-- Data supplied start --
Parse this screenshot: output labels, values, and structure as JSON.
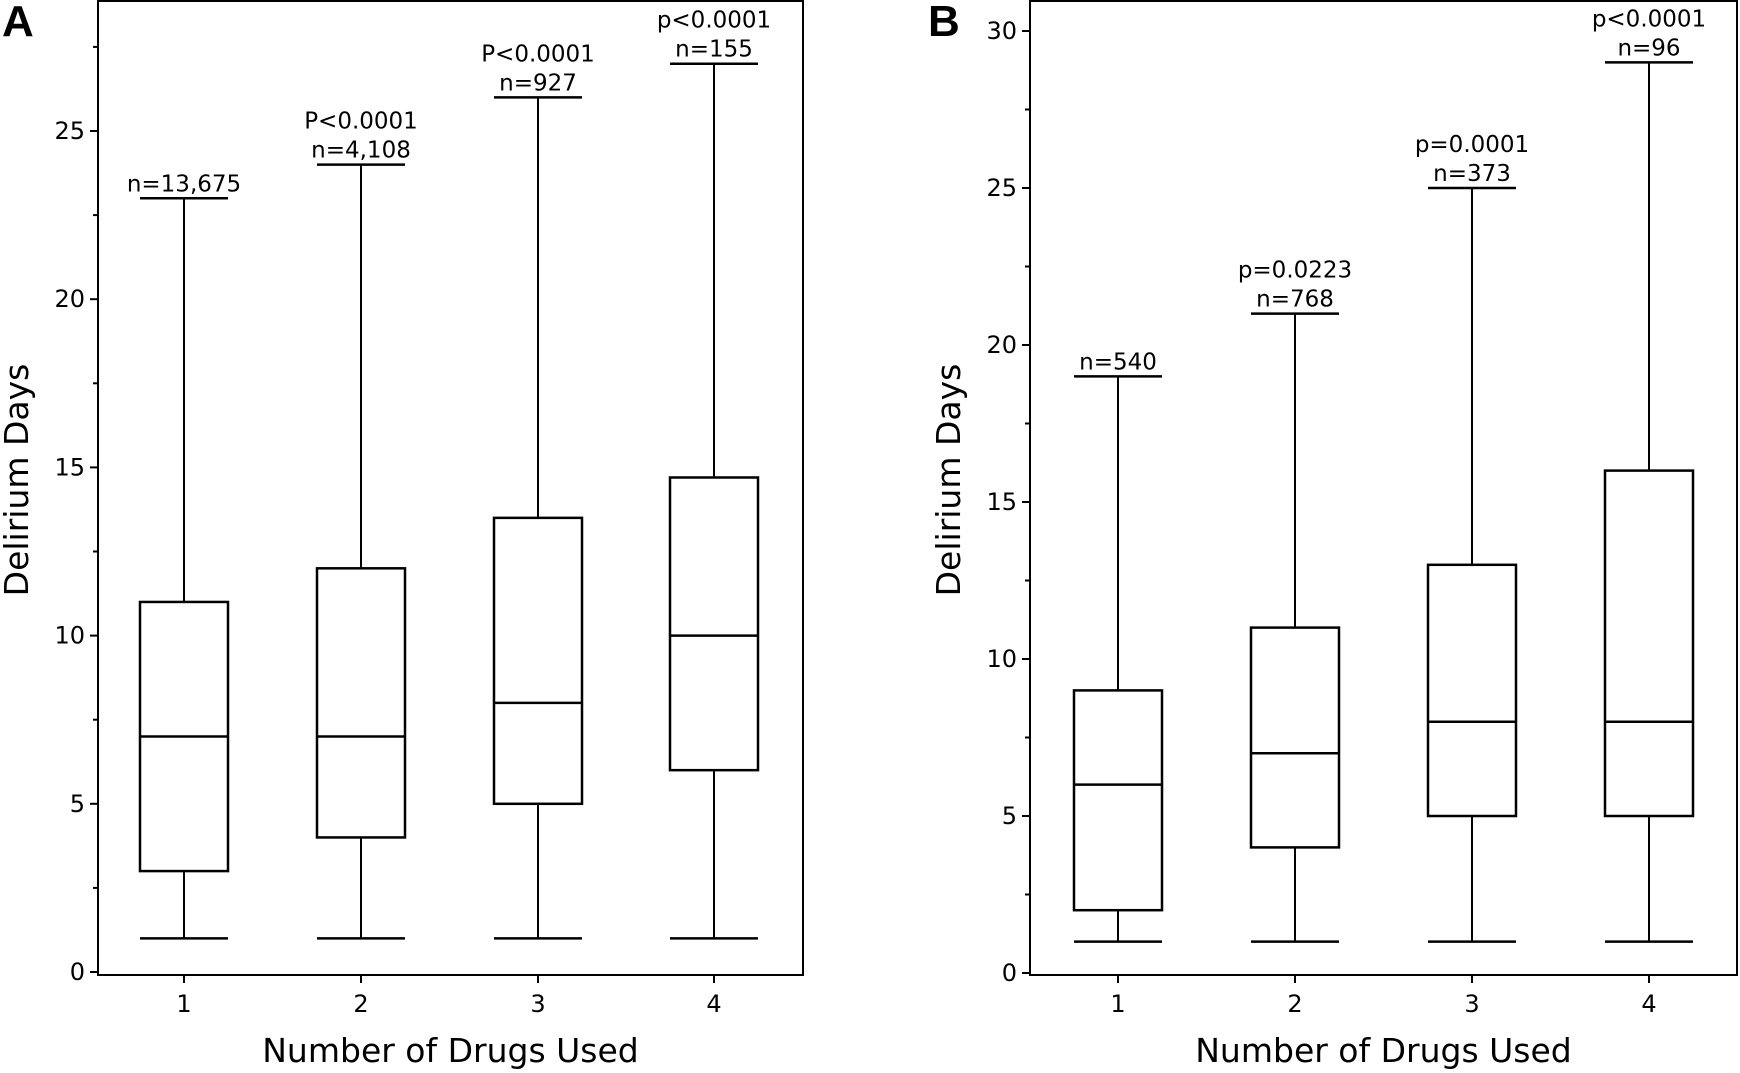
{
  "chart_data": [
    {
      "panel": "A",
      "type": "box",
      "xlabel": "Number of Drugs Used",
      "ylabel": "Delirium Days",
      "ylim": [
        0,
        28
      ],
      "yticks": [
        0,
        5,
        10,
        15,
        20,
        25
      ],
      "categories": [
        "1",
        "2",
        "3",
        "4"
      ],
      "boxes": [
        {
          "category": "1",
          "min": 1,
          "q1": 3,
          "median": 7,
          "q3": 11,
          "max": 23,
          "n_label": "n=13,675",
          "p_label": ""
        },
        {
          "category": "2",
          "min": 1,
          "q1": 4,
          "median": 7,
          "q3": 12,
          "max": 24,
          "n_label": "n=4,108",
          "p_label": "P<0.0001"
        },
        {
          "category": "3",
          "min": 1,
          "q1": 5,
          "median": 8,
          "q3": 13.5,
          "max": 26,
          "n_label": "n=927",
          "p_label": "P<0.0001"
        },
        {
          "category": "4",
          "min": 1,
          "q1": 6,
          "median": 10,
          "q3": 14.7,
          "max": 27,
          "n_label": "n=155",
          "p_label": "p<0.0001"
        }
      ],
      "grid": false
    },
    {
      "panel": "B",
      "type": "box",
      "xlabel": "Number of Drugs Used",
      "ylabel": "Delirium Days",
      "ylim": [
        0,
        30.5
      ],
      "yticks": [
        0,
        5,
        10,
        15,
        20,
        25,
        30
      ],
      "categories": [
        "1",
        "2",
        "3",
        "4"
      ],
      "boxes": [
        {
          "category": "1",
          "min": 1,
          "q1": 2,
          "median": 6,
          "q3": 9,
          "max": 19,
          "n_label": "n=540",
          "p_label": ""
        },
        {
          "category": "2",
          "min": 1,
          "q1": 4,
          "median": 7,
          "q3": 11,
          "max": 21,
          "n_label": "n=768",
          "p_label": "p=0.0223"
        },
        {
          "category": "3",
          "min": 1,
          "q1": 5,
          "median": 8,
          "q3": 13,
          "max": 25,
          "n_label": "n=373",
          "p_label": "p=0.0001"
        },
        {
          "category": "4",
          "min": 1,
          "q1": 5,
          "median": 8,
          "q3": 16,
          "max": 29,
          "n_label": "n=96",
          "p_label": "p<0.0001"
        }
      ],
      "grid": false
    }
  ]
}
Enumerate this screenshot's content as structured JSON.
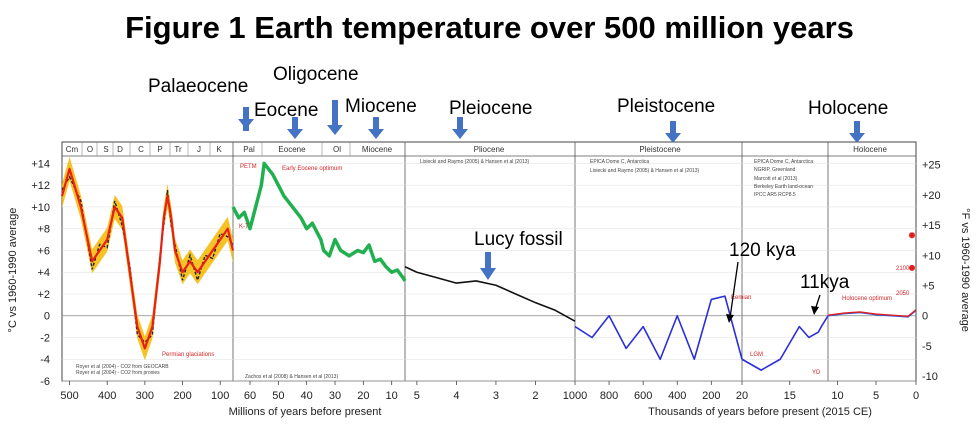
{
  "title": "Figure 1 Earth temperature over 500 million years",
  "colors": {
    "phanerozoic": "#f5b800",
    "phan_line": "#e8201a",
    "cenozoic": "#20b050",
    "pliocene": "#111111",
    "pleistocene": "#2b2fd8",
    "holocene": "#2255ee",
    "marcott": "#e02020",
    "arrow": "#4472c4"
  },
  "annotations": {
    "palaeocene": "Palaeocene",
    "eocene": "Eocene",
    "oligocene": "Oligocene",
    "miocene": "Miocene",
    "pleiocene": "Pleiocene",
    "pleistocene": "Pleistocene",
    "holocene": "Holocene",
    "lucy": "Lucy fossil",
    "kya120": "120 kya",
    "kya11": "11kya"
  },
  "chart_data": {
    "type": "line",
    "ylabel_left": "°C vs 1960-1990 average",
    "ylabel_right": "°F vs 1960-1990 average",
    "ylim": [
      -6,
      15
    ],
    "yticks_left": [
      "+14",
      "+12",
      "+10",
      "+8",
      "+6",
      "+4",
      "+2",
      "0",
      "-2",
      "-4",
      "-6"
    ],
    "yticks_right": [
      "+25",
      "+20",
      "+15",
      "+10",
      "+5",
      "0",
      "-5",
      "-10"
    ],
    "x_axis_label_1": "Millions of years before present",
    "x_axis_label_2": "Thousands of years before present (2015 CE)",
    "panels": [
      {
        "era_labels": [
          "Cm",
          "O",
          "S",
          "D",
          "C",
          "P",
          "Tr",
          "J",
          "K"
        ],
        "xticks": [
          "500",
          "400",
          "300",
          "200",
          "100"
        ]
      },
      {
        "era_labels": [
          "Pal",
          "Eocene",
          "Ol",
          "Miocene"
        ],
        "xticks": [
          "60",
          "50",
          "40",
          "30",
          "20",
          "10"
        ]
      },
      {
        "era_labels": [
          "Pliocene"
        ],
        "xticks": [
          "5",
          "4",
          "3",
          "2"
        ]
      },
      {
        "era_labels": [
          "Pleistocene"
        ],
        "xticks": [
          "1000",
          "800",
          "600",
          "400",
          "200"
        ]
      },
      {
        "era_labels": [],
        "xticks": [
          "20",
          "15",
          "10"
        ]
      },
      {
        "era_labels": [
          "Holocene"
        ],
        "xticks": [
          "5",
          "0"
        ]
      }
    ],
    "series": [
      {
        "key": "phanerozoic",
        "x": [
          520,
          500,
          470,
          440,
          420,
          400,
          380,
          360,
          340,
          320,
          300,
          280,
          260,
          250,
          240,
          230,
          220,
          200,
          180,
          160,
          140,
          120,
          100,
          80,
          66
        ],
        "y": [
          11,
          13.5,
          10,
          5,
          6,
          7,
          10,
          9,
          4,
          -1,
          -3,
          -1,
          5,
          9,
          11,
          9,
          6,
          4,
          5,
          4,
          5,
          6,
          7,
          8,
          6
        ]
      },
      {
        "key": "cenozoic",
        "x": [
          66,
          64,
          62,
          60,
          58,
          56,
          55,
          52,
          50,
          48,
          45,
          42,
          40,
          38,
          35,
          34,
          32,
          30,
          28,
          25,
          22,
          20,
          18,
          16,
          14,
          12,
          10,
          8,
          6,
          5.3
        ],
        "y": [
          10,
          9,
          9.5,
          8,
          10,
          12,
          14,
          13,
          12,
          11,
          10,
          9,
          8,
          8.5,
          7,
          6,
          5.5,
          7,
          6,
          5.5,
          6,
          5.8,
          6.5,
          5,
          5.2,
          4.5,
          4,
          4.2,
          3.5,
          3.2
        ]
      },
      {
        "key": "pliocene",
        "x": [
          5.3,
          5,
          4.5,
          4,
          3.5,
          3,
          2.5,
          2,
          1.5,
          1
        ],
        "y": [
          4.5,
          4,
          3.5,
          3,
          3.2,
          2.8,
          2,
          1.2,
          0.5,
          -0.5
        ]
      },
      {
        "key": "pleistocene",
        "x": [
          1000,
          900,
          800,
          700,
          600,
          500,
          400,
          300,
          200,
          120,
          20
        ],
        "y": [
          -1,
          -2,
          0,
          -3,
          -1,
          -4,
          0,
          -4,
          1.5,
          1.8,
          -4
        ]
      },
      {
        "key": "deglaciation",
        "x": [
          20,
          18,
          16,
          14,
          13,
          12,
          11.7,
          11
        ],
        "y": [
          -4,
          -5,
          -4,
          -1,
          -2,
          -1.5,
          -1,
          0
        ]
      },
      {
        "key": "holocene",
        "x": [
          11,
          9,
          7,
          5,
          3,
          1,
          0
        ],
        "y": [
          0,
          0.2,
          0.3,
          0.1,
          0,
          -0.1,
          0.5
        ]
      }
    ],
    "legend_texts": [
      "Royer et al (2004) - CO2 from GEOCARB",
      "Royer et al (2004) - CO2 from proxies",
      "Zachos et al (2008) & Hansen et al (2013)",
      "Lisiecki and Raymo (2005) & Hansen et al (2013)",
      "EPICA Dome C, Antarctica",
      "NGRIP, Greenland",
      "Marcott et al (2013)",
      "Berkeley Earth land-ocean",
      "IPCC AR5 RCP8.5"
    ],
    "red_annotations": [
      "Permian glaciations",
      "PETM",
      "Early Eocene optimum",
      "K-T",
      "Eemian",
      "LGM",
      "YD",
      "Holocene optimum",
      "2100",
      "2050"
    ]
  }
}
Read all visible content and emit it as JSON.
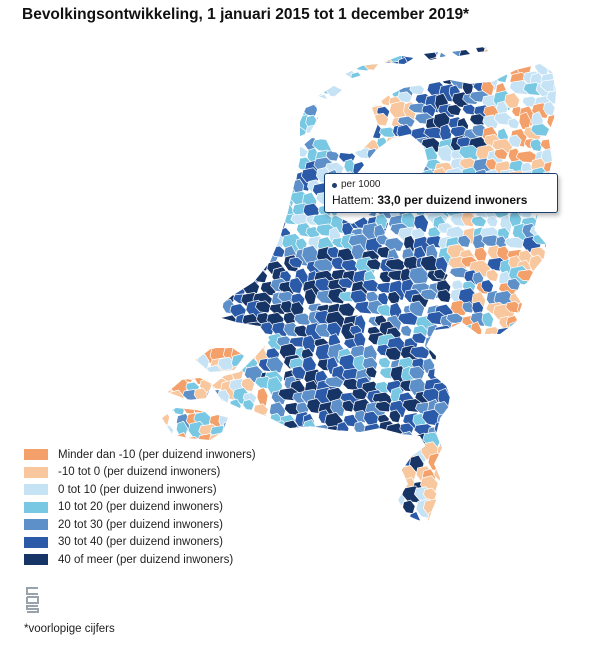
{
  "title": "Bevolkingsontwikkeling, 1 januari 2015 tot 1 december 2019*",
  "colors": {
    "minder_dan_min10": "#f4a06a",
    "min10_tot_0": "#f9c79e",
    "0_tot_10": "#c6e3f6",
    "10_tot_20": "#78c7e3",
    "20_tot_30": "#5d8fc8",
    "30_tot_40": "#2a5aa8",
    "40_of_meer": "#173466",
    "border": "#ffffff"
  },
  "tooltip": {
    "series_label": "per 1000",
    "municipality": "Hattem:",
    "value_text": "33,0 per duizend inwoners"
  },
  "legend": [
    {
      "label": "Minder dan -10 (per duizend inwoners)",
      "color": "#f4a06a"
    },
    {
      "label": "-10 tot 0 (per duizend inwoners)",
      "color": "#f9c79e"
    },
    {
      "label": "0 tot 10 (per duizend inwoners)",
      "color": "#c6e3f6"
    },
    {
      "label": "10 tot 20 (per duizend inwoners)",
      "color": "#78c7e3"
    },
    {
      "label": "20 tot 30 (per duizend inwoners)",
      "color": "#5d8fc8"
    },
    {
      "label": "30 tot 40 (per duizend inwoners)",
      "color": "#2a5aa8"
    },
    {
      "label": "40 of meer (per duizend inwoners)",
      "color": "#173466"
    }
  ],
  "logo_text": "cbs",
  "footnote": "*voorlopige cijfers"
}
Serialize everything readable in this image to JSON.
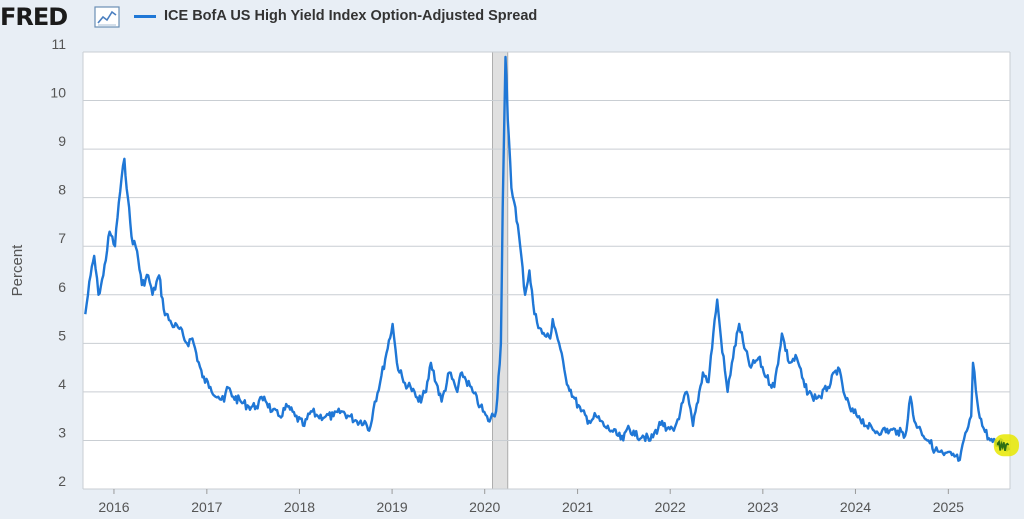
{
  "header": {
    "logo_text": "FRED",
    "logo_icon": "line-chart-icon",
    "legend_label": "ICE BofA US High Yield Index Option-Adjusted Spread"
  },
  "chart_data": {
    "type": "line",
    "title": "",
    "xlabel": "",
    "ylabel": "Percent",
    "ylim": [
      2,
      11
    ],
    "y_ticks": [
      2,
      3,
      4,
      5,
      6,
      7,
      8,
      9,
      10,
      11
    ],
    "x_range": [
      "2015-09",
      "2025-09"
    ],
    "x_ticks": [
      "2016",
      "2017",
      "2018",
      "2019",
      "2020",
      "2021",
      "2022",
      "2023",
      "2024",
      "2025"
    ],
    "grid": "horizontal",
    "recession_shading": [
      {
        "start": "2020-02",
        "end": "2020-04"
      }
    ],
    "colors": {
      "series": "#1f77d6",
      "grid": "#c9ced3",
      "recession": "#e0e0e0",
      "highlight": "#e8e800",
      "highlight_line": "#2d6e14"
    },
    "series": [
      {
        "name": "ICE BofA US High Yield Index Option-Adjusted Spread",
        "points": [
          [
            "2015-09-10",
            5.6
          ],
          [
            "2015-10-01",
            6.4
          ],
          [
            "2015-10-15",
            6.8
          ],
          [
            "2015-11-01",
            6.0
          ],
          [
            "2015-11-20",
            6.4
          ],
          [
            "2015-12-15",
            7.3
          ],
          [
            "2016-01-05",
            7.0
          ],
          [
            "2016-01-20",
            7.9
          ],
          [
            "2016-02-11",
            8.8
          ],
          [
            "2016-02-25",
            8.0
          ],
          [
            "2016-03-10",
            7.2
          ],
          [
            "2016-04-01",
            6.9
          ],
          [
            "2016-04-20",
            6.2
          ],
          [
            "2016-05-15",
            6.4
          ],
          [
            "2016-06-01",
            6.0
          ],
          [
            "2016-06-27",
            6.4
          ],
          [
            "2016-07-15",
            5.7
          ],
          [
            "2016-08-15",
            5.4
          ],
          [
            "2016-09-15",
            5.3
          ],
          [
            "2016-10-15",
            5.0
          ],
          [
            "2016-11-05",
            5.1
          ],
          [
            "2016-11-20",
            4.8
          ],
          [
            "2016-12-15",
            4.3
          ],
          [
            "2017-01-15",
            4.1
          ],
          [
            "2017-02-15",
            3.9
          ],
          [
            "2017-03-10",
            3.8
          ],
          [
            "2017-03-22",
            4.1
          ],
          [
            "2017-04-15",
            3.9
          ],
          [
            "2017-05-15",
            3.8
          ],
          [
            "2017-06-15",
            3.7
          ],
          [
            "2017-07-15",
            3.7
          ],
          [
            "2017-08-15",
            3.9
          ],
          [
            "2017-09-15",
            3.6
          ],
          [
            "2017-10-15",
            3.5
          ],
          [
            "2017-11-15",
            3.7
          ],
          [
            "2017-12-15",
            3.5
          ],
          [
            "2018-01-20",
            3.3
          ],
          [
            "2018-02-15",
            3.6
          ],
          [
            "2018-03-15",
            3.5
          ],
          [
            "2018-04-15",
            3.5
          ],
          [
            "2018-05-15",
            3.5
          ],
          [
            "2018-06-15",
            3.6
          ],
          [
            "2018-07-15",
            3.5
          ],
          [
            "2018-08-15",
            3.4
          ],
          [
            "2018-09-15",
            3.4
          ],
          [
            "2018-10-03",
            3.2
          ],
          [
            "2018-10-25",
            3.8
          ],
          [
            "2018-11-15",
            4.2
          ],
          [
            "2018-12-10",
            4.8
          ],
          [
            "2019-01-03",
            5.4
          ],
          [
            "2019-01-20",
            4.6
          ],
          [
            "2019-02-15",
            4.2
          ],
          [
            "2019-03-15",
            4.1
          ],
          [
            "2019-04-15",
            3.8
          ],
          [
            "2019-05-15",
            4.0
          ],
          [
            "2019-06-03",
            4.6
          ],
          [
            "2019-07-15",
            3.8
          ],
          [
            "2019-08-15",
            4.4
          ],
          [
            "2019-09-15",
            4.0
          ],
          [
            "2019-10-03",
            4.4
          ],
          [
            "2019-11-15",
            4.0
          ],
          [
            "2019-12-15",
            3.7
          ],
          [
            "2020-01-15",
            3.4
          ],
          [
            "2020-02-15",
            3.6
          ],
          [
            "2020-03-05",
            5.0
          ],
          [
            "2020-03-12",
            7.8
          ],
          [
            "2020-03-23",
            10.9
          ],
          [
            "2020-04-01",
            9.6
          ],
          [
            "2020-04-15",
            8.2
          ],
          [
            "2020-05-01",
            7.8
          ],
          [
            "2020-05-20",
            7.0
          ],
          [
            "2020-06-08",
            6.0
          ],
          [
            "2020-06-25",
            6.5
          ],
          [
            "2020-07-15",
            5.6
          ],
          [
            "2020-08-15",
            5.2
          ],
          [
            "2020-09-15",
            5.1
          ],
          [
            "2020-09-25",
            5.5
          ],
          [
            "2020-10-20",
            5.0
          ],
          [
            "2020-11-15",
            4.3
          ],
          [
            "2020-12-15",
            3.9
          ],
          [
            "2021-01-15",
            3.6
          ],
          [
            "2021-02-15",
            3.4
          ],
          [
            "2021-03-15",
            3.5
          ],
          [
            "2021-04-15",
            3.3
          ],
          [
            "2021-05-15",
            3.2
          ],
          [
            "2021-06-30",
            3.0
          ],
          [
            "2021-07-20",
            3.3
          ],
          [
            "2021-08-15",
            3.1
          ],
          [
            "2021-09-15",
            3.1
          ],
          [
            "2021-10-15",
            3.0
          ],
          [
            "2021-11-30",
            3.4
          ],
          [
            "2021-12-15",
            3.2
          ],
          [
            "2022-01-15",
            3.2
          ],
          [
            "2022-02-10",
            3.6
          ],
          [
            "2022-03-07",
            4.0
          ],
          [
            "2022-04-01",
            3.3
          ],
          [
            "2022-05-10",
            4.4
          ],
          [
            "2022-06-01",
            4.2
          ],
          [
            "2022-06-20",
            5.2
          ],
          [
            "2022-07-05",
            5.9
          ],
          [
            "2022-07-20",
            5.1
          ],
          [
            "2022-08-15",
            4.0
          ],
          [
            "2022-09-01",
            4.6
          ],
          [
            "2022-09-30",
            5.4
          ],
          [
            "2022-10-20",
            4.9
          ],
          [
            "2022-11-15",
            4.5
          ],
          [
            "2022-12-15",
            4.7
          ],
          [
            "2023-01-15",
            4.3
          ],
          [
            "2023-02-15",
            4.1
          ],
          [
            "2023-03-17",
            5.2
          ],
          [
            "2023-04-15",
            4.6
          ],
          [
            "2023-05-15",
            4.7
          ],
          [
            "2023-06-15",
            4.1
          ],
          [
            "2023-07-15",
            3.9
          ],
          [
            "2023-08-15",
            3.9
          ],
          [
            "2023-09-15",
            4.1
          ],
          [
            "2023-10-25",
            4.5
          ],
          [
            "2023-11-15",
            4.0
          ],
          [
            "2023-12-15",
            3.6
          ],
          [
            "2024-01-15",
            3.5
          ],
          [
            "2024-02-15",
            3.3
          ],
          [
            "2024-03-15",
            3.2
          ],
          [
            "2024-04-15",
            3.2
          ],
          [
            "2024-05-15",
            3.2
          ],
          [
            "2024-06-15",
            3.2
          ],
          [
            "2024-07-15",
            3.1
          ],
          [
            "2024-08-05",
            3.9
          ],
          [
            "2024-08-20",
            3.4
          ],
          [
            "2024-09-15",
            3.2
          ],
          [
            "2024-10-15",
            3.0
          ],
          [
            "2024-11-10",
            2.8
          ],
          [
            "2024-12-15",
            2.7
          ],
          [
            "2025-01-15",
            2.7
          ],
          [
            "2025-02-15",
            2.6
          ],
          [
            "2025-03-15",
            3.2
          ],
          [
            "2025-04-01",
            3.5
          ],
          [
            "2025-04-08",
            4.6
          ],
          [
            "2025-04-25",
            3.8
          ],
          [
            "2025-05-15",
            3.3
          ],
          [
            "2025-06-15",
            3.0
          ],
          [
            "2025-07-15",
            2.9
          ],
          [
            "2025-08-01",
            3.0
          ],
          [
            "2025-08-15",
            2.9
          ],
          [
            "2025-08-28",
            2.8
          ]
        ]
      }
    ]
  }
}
-- Data supplied end --
• _Exercise objective_
Check each line of the data above for the word "Option" and say how many lines have it. Give the number alone.

• _Completed task_
2